- **PROBLEM REQUIREMENTS**
Copy each of the items below word for word, keeping every line unchanged.

- **GIVEN ENTRIES**

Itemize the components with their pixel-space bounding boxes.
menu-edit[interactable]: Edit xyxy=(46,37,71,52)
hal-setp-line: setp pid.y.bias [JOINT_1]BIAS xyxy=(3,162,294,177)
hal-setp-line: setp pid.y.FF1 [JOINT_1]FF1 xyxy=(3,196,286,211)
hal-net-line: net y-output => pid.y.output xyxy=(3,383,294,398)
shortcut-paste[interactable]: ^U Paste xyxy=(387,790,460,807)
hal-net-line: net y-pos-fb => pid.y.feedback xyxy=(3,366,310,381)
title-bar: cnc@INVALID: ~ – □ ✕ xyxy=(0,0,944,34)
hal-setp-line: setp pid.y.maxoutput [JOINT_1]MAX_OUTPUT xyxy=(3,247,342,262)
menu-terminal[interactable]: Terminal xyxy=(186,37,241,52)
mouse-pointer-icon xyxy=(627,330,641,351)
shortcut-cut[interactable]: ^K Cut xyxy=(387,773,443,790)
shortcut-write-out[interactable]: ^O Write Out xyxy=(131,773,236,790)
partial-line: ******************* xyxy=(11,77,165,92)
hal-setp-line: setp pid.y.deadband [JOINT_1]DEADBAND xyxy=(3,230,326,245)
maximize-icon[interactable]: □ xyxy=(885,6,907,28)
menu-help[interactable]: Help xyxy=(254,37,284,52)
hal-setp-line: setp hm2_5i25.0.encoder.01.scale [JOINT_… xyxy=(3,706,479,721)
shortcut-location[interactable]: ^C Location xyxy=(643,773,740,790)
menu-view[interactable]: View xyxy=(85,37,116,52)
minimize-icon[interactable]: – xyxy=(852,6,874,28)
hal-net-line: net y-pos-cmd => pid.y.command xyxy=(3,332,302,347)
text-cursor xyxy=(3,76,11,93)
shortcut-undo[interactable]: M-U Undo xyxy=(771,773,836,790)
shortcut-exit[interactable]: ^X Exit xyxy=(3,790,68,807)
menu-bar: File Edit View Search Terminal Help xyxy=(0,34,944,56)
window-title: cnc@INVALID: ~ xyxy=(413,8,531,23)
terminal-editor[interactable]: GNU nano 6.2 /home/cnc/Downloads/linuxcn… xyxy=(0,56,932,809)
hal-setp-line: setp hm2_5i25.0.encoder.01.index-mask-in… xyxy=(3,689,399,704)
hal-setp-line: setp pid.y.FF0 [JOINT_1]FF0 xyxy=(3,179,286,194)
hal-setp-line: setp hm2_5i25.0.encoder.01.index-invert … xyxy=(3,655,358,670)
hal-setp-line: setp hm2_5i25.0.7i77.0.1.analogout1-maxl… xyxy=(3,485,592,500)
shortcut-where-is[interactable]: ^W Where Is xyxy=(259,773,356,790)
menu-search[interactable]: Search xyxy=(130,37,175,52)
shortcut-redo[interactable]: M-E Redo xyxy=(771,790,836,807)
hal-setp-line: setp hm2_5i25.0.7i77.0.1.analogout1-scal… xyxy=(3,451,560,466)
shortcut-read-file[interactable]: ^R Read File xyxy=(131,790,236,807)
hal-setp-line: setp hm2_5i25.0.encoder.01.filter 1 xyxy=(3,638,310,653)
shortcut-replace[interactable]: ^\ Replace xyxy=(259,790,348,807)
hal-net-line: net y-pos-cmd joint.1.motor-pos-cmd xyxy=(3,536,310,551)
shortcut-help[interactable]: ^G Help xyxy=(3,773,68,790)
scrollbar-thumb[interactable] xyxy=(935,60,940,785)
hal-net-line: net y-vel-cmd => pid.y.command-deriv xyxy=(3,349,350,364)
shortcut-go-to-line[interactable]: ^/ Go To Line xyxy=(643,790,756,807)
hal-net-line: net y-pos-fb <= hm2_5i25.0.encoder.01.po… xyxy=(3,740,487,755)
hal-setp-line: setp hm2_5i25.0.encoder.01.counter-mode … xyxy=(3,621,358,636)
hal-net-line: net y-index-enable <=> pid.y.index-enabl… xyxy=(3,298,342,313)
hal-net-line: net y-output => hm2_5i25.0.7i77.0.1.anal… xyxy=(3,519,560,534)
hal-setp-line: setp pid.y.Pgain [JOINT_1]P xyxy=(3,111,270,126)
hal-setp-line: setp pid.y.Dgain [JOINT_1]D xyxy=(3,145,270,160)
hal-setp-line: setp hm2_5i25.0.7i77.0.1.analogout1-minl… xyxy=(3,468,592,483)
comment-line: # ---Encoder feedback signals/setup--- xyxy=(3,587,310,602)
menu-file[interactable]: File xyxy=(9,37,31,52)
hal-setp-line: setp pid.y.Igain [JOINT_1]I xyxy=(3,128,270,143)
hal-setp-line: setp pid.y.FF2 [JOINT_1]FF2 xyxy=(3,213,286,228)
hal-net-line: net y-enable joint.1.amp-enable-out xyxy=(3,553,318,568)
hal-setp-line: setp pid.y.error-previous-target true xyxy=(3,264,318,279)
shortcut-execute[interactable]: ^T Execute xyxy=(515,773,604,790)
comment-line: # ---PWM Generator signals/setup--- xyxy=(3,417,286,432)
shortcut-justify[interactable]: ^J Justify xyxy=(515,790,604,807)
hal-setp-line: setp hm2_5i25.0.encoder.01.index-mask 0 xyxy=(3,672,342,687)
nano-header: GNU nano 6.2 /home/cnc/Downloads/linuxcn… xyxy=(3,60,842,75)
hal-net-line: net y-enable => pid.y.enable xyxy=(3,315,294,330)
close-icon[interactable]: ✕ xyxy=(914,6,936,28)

- **ANSWER TO THE TASK**
Itemize the components with their pixel-space bounding boxes.
menu-edit[interactable]: Edit xyxy=(46,37,71,52)
hal-setp-line: setp pid.y.bias [JOINT_1]BIAS xyxy=(3,162,294,177)
hal-setp-line: setp pid.y.FF1 [JOINT_1]FF1 xyxy=(3,196,286,211)
hal-net-line: net y-output => pid.y.output xyxy=(3,383,294,398)
shortcut-paste[interactable]: ^U Paste xyxy=(387,790,460,807)
hal-net-line: net y-pos-fb => pid.y.feedback xyxy=(3,366,310,381)
title-bar: cnc@INVALID: ~ – □ ✕ xyxy=(0,0,944,34)
hal-setp-line: setp pid.y.maxoutput [JOINT_1]MAX_OUTPUT xyxy=(3,247,342,262)
menu-terminal[interactable]: Terminal xyxy=(186,37,241,52)
mouse-pointer-icon xyxy=(627,330,641,351)
shortcut-cut[interactable]: ^K Cut xyxy=(387,773,443,790)
shortcut-write-out[interactable]: ^O Write Out xyxy=(131,773,236,790)
partial-line: ******************* xyxy=(11,77,165,92)
hal-setp-line: setp pid.y.deadband [JOINT_1]DEADBAND xyxy=(3,230,326,245)
maximize-icon[interactable]: □ xyxy=(885,6,907,28)
menu-help[interactable]: Help xyxy=(254,37,284,52)
hal-setp-line: setp hm2_5i25.0.encoder.01.scale [JOINT_… xyxy=(3,706,479,721)
shortcut-location[interactable]: ^C Location xyxy=(643,773,740,790)
menu-view[interactable]: View xyxy=(85,37,116,52)
minimize-icon[interactable]: – xyxy=(852,6,874,28)
hal-net-line: net y-pos-cmd => pid.y.command xyxy=(3,332,302,347)
text-cursor xyxy=(3,76,11,93)
shortcut-undo[interactable]: M-U Undo xyxy=(771,773,836,790)
shortcut-exit[interactable]: ^X Exit xyxy=(3,790,68,807)
menu-bar: File Edit View Search Terminal Help xyxy=(0,34,944,56)
window-title: cnc@INVALID: ~ xyxy=(413,8,531,23)
terminal-editor[interactable]: GNU nano 6.2 /home/cnc/Downloads/linuxcn… xyxy=(0,56,932,809)
hal-setp-line: setp hm2_5i25.0.encoder.01.index-mask-in… xyxy=(3,689,399,704)
hal-setp-line: setp pid.y.FF0 [JOINT_1]FF0 xyxy=(3,179,286,194)
hal-setp-line: setp hm2_5i25.0.encoder.01.index-invert … xyxy=(3,655,358,670)
hal-setp-line: setp hm2_5i25.0.7i77.0.1.analogout1-maxl… xyxy=(3,485,592,500)
shortcut-where-is[interactable]: ^W Where Is xyxy=(259,773,356,790)
menu-search[interactable]: Search xyxy=(130,37,175,52)
shortcut-redo[interactable]: M-E Redo xyxy=(771,790,836,807)
hal-setp-line: setp hm2_5i25.0.7i77.0.1.analogout1-scal… xyxy=(3,451,560,466)
shortcut-read-file[interactable]: ^R Read File xyxy=(131,790,236,807)
hal-setp-line: setp hm2_5i25.0.encoder.01.filter 1 xyxy=(3,638,310,653)
shortcut-replace[interactable]: ^\ Replace xyxy=(259,790,348,807)
hal-net-line: net y-pos-cmd joint.1.motor-pos-cmd xyxy=(3,536,310,551)
shortcut-help[interactable]: ^G Help xyxy=(3,773,68,790)
scrollbar-thumb[interactable] xyxy=(935,60,940,785)
hal-net-line: net y-vel-cmd => pid.y.command-deriv xyxy=(3,349,350,364)
shortcut-go-to-line[interactable]: ^/ Go To Line xyxy=(643,790,756,807)
hal-net-line: net y-pos-fb <= hm2_5i25.0.encoder.01.po… xyxy=(3,740,487,755)
hal-setp-line: setp hm2_5i25.0.encoder.01.counter-mode … xyxy=(3,621,358,636)
hal-net-line: net y-index-enable <=> pid.y.index-enabl… xyxy=(3,298,342,313)
hal-net-line: net y-output => hm2_5i25.0.7i77.0.1.anal… xyxy=(3,519,560,534)
hal-setp-line: setp pid.y.Pgain [JOINT_1]P xyxy=(3,111,270,126)
hal-setp-line: setp pid.y.Dgain [JOINT_1]D xyxy=(3,145,270,160)
hal-setp-line: setp hm2_5i25.0.7i77.0.1.analogout1-minl… xyxy=(3,468,592,483)
comment-line: # ---Encoder feedback signals/setup--- xyxy=(3,587,310,602)
menu-file[interactable]: File xyxy=(9,37,31,52)
hal-setp-line: setp pid.y.Igain [JOINT_1]I xyxy=(3,128,270,143)
hal-setp-line: setp pid.y.FF2 [JOINT_1]FF2 xyxy=(3,213,286,228)
hal-net-line: net y-enable joint.1.amp-enable-out xyxy=(3,553,318,568)
hal-setp-line: setp pid.y.error-previous-target true xyxy=(3,264,318,279)
shortcut-execute[interactable]: ^T Execute xyxy=(515,773,604,790)
comment-line: # ---PWM Generator signals/setup--- xyxy=(3,417,286,432)
shortcut-justify[interactable]: ^J Justify xyxy=(515,790,604,807)
hal-setp-line: setp hm2_5i25.0.encoder.01.index-mask 0 xyxy=(3,672,342,687)
nano-header: GNU nano 6.2 /home/cnc/Downloads/linuxcn… xyxy=(3,60,842,75)
hal-net-line: net y-enable => pid.y.enable xyxy=(3,315,294,330)
close-icon[interactable]: ✕ xyxy=(914,6,936,28)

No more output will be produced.